■ **Task brief**:
Give the number of lines in the records below that include "persone". Reply with that number alone.

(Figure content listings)

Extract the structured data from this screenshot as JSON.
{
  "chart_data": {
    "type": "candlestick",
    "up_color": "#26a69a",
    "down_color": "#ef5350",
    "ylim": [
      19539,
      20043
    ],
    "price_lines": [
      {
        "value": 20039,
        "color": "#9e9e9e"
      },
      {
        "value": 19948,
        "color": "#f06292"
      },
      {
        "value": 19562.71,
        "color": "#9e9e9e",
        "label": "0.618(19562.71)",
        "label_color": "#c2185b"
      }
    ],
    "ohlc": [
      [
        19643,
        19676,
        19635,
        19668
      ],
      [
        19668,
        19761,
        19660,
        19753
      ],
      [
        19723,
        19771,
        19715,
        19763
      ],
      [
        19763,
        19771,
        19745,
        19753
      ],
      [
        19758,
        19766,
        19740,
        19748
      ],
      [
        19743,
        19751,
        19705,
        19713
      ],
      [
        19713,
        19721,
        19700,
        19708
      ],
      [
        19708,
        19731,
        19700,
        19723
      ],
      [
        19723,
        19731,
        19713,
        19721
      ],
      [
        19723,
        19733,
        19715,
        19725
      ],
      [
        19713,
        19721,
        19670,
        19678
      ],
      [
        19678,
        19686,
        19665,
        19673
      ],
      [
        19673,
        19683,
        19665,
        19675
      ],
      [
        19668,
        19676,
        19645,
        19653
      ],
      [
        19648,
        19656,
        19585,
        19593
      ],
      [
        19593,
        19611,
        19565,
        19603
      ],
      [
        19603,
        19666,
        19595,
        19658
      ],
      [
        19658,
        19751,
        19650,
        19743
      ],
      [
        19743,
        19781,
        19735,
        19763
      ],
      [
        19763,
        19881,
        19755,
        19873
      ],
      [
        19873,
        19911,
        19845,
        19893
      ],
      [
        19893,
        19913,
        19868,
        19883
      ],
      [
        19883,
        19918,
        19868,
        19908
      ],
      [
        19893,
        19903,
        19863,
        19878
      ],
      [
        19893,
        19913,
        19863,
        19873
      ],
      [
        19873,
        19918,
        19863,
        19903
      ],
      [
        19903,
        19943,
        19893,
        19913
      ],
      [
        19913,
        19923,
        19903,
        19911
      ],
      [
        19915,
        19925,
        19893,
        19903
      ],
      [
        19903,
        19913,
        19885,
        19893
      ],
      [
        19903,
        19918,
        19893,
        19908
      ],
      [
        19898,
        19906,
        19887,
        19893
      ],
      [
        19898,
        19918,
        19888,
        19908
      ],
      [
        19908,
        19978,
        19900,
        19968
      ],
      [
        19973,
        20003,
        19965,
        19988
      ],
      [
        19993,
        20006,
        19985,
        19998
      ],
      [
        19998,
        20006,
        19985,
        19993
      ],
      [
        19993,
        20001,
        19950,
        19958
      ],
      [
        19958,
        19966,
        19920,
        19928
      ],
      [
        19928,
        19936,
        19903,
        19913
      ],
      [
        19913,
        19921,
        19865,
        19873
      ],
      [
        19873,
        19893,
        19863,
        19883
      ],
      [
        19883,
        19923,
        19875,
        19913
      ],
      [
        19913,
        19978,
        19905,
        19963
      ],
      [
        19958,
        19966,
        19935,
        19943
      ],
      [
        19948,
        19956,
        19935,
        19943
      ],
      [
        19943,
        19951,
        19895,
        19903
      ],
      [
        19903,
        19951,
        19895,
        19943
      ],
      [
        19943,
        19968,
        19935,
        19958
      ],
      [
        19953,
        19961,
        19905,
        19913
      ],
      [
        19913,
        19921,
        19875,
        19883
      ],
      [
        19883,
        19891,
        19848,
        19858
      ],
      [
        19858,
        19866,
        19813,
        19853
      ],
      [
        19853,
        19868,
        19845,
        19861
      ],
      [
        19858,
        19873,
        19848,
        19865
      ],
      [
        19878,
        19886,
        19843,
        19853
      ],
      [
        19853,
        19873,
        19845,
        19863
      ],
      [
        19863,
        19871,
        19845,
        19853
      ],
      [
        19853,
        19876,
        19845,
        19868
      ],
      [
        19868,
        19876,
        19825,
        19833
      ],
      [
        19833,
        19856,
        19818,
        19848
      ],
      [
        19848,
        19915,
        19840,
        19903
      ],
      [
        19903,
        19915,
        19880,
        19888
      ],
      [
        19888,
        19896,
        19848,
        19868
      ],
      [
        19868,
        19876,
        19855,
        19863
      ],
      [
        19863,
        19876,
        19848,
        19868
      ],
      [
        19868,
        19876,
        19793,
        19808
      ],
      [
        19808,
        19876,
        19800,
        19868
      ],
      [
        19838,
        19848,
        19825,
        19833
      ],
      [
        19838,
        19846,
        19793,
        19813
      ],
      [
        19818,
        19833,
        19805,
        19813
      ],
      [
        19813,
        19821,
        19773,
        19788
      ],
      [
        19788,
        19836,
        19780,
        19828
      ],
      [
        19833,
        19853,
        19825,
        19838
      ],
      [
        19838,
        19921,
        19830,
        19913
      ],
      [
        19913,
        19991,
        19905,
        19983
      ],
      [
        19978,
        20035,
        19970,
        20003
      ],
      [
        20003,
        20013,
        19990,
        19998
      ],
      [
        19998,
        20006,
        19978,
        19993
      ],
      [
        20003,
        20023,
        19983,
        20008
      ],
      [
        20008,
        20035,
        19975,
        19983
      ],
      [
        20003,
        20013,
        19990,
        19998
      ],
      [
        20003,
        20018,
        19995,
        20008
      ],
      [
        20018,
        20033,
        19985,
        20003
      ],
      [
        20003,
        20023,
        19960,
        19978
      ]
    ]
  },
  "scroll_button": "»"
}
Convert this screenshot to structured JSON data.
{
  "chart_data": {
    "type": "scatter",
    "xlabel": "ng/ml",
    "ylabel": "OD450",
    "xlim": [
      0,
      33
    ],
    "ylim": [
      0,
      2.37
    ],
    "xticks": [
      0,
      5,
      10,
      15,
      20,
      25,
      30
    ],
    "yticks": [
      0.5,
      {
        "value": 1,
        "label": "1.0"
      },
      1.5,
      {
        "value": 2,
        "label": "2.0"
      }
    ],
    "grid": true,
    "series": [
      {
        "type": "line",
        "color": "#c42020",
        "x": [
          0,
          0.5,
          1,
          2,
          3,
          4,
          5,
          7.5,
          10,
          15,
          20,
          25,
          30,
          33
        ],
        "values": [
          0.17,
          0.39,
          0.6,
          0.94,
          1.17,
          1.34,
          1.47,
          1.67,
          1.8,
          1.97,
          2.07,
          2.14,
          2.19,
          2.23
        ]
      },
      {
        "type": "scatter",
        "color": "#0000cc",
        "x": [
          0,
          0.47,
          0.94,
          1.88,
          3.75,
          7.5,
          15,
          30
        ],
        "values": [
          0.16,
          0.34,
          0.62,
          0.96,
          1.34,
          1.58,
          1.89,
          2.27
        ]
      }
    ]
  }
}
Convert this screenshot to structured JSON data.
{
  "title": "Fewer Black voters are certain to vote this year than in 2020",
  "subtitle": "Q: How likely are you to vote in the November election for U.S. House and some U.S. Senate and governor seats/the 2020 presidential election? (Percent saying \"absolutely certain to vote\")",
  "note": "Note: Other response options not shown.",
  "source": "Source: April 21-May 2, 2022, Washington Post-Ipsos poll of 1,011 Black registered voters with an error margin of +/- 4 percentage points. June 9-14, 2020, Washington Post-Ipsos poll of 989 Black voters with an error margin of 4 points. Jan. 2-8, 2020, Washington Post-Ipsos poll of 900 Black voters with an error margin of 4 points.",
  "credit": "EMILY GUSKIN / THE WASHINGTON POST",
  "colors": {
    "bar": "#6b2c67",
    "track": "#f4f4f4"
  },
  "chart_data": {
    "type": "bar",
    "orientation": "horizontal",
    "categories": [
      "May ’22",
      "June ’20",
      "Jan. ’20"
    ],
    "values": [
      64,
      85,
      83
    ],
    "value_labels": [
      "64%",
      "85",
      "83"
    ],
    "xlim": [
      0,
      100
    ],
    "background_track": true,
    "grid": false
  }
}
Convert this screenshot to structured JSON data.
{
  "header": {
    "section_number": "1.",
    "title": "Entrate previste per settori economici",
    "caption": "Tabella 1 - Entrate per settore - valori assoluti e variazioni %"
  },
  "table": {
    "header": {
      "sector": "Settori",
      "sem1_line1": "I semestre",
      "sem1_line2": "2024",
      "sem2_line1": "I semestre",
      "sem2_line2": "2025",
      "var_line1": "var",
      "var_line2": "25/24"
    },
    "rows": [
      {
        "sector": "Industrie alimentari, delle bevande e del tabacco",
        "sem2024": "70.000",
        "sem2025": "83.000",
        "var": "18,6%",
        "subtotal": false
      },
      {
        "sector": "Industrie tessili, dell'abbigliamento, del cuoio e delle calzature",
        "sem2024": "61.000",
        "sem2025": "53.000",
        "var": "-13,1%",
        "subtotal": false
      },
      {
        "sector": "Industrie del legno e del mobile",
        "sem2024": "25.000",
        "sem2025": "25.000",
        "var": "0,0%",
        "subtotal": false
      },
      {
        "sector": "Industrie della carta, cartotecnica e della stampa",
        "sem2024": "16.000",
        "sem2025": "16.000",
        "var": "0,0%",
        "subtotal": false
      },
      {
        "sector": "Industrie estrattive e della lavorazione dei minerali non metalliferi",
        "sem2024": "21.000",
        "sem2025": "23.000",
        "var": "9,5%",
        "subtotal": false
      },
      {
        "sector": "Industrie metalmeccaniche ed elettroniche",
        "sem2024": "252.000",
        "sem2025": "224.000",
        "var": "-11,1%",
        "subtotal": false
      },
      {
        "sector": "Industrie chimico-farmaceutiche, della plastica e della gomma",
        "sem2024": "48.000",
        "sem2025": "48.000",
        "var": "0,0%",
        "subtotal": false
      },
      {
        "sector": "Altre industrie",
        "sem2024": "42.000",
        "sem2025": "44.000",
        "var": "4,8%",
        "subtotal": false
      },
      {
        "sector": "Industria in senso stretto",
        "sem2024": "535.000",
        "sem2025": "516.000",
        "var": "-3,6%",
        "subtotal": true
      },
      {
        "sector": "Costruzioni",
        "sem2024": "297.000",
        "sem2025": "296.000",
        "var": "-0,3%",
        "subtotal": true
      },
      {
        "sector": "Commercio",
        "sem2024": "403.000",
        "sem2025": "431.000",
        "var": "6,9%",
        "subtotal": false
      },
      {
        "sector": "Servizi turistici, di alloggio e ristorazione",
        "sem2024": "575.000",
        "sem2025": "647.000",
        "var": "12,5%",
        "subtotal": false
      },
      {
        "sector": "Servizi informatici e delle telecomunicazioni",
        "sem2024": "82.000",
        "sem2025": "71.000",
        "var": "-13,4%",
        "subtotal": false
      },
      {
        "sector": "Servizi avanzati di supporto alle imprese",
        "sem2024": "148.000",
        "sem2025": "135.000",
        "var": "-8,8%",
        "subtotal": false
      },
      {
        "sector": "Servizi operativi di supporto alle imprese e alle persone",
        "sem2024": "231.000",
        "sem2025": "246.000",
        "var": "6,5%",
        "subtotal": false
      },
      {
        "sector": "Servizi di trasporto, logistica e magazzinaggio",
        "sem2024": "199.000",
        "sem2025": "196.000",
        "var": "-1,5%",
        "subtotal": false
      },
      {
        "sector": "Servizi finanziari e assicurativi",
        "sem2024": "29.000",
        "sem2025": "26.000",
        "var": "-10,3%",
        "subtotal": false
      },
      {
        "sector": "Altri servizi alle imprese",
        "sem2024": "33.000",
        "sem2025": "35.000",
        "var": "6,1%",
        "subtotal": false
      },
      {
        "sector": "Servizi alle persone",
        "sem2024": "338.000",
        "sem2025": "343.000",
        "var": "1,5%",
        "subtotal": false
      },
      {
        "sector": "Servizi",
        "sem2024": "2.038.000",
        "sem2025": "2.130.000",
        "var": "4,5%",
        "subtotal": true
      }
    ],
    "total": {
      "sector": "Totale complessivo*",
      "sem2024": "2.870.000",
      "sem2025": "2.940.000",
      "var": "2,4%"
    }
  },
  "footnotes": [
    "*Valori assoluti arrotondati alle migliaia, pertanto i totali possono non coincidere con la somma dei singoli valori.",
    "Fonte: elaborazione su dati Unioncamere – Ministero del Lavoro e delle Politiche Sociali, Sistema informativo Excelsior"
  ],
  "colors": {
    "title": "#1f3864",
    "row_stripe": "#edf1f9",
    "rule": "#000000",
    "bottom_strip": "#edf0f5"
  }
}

■ **Solution**:
2